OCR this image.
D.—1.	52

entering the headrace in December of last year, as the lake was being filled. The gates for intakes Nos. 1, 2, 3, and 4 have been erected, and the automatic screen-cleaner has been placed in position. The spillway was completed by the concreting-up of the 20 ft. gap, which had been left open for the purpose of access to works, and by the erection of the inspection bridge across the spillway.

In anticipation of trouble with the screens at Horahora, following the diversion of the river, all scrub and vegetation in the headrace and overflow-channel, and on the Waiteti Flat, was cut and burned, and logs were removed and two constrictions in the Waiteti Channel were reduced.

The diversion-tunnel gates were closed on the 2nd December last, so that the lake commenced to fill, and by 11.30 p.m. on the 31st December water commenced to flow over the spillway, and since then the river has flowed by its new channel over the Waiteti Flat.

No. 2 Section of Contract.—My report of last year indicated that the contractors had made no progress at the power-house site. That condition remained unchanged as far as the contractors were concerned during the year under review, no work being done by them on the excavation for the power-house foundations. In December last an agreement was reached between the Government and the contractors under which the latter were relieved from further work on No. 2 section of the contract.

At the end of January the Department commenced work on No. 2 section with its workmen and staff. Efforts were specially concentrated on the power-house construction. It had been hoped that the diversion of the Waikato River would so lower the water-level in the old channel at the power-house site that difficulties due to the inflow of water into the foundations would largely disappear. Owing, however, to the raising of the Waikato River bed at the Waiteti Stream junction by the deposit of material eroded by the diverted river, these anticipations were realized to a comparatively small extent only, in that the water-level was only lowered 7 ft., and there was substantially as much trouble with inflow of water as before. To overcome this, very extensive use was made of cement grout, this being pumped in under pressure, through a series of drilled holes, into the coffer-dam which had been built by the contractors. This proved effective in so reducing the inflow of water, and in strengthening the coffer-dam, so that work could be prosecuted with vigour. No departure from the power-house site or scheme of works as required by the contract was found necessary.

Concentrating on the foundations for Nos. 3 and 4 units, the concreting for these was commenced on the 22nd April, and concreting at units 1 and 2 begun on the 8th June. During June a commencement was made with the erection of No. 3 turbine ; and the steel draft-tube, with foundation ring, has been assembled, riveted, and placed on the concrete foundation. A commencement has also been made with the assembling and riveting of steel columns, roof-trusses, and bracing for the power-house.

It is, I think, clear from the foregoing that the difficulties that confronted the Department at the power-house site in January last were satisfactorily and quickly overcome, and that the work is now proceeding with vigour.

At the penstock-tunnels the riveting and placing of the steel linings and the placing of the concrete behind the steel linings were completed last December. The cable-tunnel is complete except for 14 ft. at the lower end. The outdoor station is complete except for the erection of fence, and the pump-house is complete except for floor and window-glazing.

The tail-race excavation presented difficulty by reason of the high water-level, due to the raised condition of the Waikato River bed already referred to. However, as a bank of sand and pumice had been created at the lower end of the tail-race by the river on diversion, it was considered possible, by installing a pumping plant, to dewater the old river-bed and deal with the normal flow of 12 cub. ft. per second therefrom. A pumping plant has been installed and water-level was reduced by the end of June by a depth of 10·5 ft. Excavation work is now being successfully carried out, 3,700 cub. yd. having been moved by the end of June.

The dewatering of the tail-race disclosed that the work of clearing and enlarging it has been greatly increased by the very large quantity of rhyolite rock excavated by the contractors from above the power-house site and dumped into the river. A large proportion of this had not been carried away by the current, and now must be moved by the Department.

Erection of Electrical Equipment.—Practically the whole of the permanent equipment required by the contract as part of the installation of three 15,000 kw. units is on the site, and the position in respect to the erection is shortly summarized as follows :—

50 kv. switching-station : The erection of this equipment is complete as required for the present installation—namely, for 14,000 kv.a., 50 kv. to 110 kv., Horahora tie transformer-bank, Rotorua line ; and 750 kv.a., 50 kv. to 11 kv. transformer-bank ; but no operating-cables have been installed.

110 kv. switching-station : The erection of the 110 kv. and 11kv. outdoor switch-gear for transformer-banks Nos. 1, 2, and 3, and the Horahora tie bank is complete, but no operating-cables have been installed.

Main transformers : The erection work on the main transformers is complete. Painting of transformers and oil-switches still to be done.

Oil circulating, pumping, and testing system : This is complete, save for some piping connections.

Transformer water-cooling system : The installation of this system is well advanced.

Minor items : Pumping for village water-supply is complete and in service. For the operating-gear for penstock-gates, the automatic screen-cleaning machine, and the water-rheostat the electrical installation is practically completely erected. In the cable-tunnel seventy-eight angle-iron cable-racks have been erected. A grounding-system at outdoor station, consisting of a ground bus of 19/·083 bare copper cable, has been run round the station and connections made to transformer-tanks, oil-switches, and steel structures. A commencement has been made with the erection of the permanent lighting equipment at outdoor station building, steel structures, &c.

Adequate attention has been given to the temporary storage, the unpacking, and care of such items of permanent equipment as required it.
============
Write out every line of the records exactly.

● RESPONSE TO THE EXERCISE:
OCR this image.
D.—1.	52

entering the headrace in December of last year, as the lake was being filled. The gates for intakes Nos. 1, 2, 3, and 4 have been erected, and the automatic screen-cleaner has been placed in position. The spillway was completed by the concreting-up of the 20 ft. gap, which had been left open for the purpose of access to works, and by the erection of the inspection bridge across the spillway.

In anticipation of trouble with the screens at Horahora, following the diversion of the river, all scrub and vegetation in the headrace and overflow-channel, and on the Waiteti Flat, was cut and burned, and logs were removed and two constrictions in the Waiteti Channel were reduced.

The diversion-tunnel gates were closed on the 2nd December last, so that the lake commenced to fill, and by 11.30 p.m. on the 31st December water commenced to flow over the spillway, and since then the river has flowed by its new channel over the Waiteti Flat.

No. 2 Section of Contract.—My report of last year indicated that the contractors had made no progress at the power-house site. That condition remained unchanged as far as the contractors were concerned during the year under review, no work being done by them on the excavation for the power-house foundations. In December last an agreement was reached between the Government and the contractors under which the latter were relieved from further work on No. 2 section of the contract.

At the end of January the Department commenced work on No. 2 section with its workmen and staff. Efforts were specially concentrated on the power-house construction. It had been hoped that the diversion of the Waikato River would so lower the water-level in the old channel at the power-house site that difficulties due to the inflow of water into the foundations would largely disappear. Owing, however, to the raising of the Waikato River bed at the Waiteti Stream junction by the deposit of material eroded by the diverted river, these anticipations were realized to a comparatively small extent only, in that the water-level was only lowered 7 ft., and there was substantially as much trouble with inflow of water as before. To overcome this, very extensive use was made of cement grout, this being pumped in under pressure, through a series of drilled holes, into the coffer-dam which had been built by the contractors. This proved effective in so reducing the inflow of water, and in strengthening the coffer-dam, so that work could be prosecuted with vigour. No departure from the power-house site or scheme of works as required by the contract was found necessary.

Concentrating on the foundations for Nos. 3 and 4 units, the concreting for these was commenced on the 22nd April, and concreting at units 1 and 2 begun on the 8th June. During June a commencement was made with the erection of No. 3 turbine ; and the steel draft-tube, with foundation ring, has been assembled, riveted, and placed on the concrete foundation. A commencement has also been made with the assembling and riveting of steel columns, roof-trusses, and bracing for the power-house.

It is, I think, clear from the foregoing that the difficulties that confronted the Department at the power-house site in January last were satisfactorily and quickly overcome, and that the work is now proceeding with vigour.

At the penstock-tunnels the riveting and placing of the steel linings and the placing of the concrete behind the steel linings were completed last December. The cable-tunnel is complete except for 14 ft. at the lower end. The outdoor station is complete except for the erection of fence, and the pump-house is complete except for floor and window-glazing.

The tail-race excavation presented difficulty by reason of the high water-level, due to the raised condition of the Waikato River bed already referred to. However, as a bank of sand and pumice had been created at the lower end of the tail-race by the river on diversion, it was considered possible, by installing a pumping plant, to dewater the old river-bed and deal with the normal flow of 12 cub. ft. per second therefrom. A pumping plant has been installed and water-level was reduced by the end of June by a depth of 10·5 ft. Excavation work is now being successfully carried out, 3,700 cub. yd. having been moved by the end of June.

The dewatering of the tail-race disclosed that the work of clearing and enlarging it has been greatly increased by the very large quantity of rhyolite rock excavated by the contractors from above the power-house site and dumped into the river. A large proportion of this had not been carried away by the current, and now must be moved by the Department.

Erection of Electrical Equipment.—Practically the whole of the permanent equipment required by the contract as part of the installation of three 15,000 kw. units is on the site, and the position in respect to the erection is shortly summarized as follows :—

50 kv. switching-station : The erection of this equipment is complete as required for the present installation—namely, for 14,000 kv.a., 50 kv. to 110 kv., Horahora tie transformer-bank, Rotorua line ; and 750 kv.a., 50 kv. to 11 kv. transformer-bank ; but no operating-cables have been installed.

110 kv. switching-station : The erection of the 110 kv. and 11kv. outdoor switch-gear for transformer-banks Nos. 1, 2, and 3, and the Horahora tie bank is complete, but no operating-cables have been installed.

Main transformers : The erection work on the main transformers is complete. Painting of transformers and oil-switches still to be done.

Oil circulating, pumping, and testing system : This is complete, save for some piping connections.

Transformer water-cooling system : The installation of this system is well advanced.

Minor items : Pumping for village water-supply is complete and in service. For the operating-gear for penstock-gates, the automatic screen-cleaning machine, and the water-rheostat the electrical installation is practically completely erected. In the cable-tunnel seventy-eight angle-iron cable-racks have been erected. A grounding-system at outdoor station, consisting of a ground bus of 19/·083 bare copper cable, has been run round the station and connections made to transformer-tanks, oil-switches, and steel structures. A commencement has been made with the erection of the permanent lighting equipment at outdoor station building, steel structures, &c.

Adequate attention has been given to the temporary storage, the unpacking, and care of such items of permanent equipment as required it.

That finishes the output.